Spatial annotation records
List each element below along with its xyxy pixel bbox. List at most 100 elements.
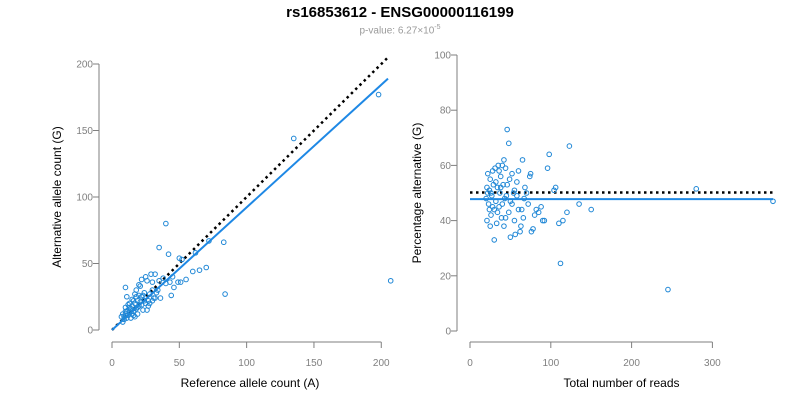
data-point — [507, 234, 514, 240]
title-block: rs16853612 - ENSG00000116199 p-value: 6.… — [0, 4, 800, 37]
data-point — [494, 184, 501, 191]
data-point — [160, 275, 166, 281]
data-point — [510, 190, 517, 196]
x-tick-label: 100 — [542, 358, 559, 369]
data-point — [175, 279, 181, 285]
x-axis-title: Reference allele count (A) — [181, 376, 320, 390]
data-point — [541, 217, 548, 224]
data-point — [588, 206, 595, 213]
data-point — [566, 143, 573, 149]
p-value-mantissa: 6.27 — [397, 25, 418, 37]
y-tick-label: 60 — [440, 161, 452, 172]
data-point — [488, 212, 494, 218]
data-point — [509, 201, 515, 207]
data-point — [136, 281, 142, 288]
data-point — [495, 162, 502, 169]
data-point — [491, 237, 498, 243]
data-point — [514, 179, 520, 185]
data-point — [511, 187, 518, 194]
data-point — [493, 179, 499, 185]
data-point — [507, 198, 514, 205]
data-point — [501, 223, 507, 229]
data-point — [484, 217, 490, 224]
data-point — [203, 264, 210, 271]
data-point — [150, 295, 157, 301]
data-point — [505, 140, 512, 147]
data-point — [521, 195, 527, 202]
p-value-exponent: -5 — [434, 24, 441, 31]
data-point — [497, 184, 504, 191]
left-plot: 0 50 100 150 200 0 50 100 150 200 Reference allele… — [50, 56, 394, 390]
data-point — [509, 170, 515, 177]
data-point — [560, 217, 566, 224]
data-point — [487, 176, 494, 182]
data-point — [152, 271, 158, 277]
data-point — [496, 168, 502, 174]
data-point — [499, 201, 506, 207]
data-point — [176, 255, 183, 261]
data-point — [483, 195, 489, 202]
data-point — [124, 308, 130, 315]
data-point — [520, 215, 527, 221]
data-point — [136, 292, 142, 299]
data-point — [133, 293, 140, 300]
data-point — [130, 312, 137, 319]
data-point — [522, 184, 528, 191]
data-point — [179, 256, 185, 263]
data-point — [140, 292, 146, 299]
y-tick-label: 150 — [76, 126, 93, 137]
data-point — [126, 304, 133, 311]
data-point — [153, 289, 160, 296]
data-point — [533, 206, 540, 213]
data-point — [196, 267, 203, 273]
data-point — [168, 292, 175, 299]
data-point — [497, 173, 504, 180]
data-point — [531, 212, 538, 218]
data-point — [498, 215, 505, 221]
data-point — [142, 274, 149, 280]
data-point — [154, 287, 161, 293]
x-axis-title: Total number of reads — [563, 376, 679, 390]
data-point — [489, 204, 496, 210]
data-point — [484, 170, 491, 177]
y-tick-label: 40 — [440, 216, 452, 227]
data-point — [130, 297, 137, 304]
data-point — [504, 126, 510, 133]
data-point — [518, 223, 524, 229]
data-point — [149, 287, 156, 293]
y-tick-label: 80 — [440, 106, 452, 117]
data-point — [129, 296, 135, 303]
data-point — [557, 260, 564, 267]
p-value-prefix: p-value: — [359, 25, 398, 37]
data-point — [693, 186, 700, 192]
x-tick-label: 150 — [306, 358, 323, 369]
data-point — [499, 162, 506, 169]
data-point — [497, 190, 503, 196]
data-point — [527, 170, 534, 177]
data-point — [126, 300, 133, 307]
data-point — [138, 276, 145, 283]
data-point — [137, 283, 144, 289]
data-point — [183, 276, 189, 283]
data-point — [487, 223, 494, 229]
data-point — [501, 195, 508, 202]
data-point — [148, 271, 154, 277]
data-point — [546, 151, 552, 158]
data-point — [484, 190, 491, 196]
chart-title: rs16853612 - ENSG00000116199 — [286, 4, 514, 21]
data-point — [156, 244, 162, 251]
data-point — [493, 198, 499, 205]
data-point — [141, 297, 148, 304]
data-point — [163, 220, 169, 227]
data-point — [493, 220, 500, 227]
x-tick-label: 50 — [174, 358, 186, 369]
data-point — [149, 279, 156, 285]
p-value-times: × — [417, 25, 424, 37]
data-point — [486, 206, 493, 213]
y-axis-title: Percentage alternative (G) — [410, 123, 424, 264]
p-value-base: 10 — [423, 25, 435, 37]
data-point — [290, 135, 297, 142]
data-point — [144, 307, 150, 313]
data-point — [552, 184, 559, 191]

TASK REQUIREMENTS ::
Transcribe every line of the records above word for word, leaving out any pictures.

CORRECT RESPONSE ::
List each element below along with its xyxy pixel bbox. List at most 100 elements.
data-point — [507, 234, 514, 240]
title-block: rs16853612 - ENSG00000116199 p-value: 6.… — [0, 4, 800, 37]
data-point — [494, 184, 501, 191]
data-point — [160, 275, 166, 281]
data-point — [510, 190, 517, 196]
x-tick-label: 100 — [542, 358, 559, 369]
data-point — [175, 279, 181, 285]
x-axis-title: Reference allele count (A) — [181, 376, 320, 390]
data-point — [541, 217, 548, 224]
data-point — [588, 206, 595, 213]
data-point — [566, 143, 573, 149]
p-value-mantissa: 6.27 — [397, 25, 418, 37]
y-tick-label: 60 — [440, 161, 452, 172]
data-point — [488, 212, 494, 218]
data-point — [509, 201, 515, 207]
data-point — [136, 281, 142, 288]
data-point — [495, 162, 502, 169]
data-point — [491, 237, 498, 243]
data-point — [514, 179, 520, 185]
data-point — [511, 187, 518, 194]
data-point — [493, 179, 499, 185]
data-point — [507, 198, 514, 205]
data-point — [501, 223, 507, 229]
data-point — [484, 217, 490, 224]
data-point — [203, 264, 210, 271]
data-point — [150, 295, 157, 301]
data-point — [505, 140, 512, 147]
data-point — [521, 195, 527, 202]
p-value-exponent: -5 — [434, 24, 441, 31]
data-point — [497, 184, 504, 191]
left-plot: 0 50 100 150 200 0 50 100 150 200 Reference allele… — [50, 56, 394, 390]
data-point — [509, 170, 515, 177]
data-point — [560, 217, 566, 224]
data-point — [487, 176, 494, 182]
data-point — [152, 271, 158, 277]
data-point — [496, 168, 502, 174]
data-point — [499, 201, 506, 207]
data-point — [176, 255, 183, 261]
data-point — [483, 195, 489, 202]
data-point — [124, 308, 130, 315]
data-point — [520, 215, 527, 221]
data-point — [136, 292, 142, 299]
data-point — [133, 293, 140, 300]
data-point — [130, 312, 137, 319]
data-point — [522, 184, 528, 191]
data-point — [179, 256, 185, 263]
data-point — [140, 292, 146, 299]
y-tick-label: 150 — [76, 126, 93, 137]
data-point — [126, 304, 133, 311]
data-point — [153, 289, 160, 296]
data-point — [533, 206, 540, 213]
data-point — [196, 267, 203, 273]
data-point — [168, 292, 175, 299]
data-point — [497, 173, 504, 180]
data-point — [531, 212, 538, 218]
data-point — [498, 215, 505, 221]
data-point — [142, 274, 149, 280]
data-point — [154, 287, 161, 293]
x-axis-title: Total number of reads — [563, 376, 679, 390]
data-point — [489, 204, 496, 210]
data-point — [484, 170, 491, 177]
y-tick-label: 40 — [440, 216, 452, 227]
data-point — [130, 297, 137, 304]
data-point — [504, 126, 510, 133]
data-point — [518, 223, 524, 229]
data-point — [149, 287, 156, 293]
y-tick-label: 80 — [440, 106, 452, 117]
data-point — [129, 296, 135, 303]
data-point — [557, 260, 564, 267]
p-value-prefix: p-value: — [359, 25, 398, 37]
data-point — [693, 186, 700, 192]
x-tick-label: 150 — [306, 358, 323, 369]
data-point — [499, 162, 506, 169]
data-point — [497, 190, 503, 196]
data-point — [527, 170, 534, 177]
data-point — [126, 300, 133, 307]
data-point — [138, 276, 145, 283]
data-point — [137, 283, 144, 289]
data-point — [183, 276, 189, 283]
data-point — [487, 223, 494, 229]
data-point — [501, 195, 508, 202]
data-point — [148, 271, 154, 277]
data-point — [546, 151, 552, 158]
data-point — [484, 190, 491, 196]
chart-title: rs16853612 - ENSG00000116199 — [286, 4, 514, 21]
data-point — [156, 244, 162, 251]
data-point — [493, 198, 499, 205]
data-point — [141, 297, 148, 304]
data-point — [163, 220, 169, 227]
data-point — [493, 220, 500, 227]
x-tick-label: 50 — [174, 358, 186, 369]
data-point — [149, 279, 156, 285]
p-value-times: × — [417, 25, 424, 37]
data-point — [486, 206, 493, 213]
y-axis-title: Percentage alternative (G) — [410, 123, 424, 264]
p-value-base: 10 — [423, 25, 435, 37]
data-point — [290, 135, 297, 142]
data-point — [144, 307, 150, 313]
data-point — [552, 184, 559, 191]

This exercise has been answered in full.